In a room off the main entrance lobby of South Metro Vineyard Church in Burnsville, MN, 28 people with a range of artistic inclinations have gathered to make paintings. They attend the English-speaking 40-year old Vineyard church and 7-year old La Viña, the Latin congregation that shares the building. I have organized this workshop as part of a project funded by the Louisville Institute to study “Community Art as Reconciliation” with the goal of exploring how art-making can be a catalyst for reconciliation across linguistic divides.

(SUPPLIED DATA):

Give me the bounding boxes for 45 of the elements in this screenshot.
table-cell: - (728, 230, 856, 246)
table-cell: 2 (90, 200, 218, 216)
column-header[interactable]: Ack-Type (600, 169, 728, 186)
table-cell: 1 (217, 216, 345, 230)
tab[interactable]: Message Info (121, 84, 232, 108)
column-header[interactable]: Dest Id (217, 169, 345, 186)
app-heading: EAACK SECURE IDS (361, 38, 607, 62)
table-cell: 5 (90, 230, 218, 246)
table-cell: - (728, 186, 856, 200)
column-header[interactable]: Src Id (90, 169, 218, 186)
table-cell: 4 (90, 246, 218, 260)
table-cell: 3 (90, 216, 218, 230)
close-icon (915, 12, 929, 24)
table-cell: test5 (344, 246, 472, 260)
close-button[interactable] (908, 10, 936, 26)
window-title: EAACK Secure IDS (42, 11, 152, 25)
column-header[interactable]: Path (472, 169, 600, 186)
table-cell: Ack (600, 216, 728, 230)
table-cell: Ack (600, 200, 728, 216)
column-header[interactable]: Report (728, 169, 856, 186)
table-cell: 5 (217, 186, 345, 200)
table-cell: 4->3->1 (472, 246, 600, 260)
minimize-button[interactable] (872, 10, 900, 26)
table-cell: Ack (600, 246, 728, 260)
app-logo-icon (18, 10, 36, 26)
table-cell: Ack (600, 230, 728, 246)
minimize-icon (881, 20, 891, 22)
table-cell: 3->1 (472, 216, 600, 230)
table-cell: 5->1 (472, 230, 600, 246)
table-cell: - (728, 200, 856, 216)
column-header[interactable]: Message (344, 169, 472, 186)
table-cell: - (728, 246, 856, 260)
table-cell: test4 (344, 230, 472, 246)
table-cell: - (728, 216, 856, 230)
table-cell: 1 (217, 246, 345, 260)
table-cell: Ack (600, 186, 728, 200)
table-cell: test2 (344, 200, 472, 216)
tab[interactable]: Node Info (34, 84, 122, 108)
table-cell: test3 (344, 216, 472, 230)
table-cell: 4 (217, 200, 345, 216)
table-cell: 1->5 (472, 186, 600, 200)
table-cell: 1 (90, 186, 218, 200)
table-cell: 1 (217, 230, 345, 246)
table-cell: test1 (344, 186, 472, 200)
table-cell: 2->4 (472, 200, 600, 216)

(WHAT TO PRODUCE):
Write out the church art workshop text word for word, between "In a room off" and "across linguistic divides.", inclusive.

(ANSWER TO THIS PROBLEM):
In a room off the main entrance lobby of South Metro Vineyard Church in Burnsville, MN, 28 people with a range of artistic inclinations have gathered to make paintings. They attend the English-speaking 40-year old Vineyard church and 7-year old La Viña, the Latin congregation that shares the building. I have organized this workshop as part of a project funded by the Louisville Institute to study “Community Art as Reconciliation” with the goal of exploring how art-making can be a catalyst for reconciliation across linguistic divides.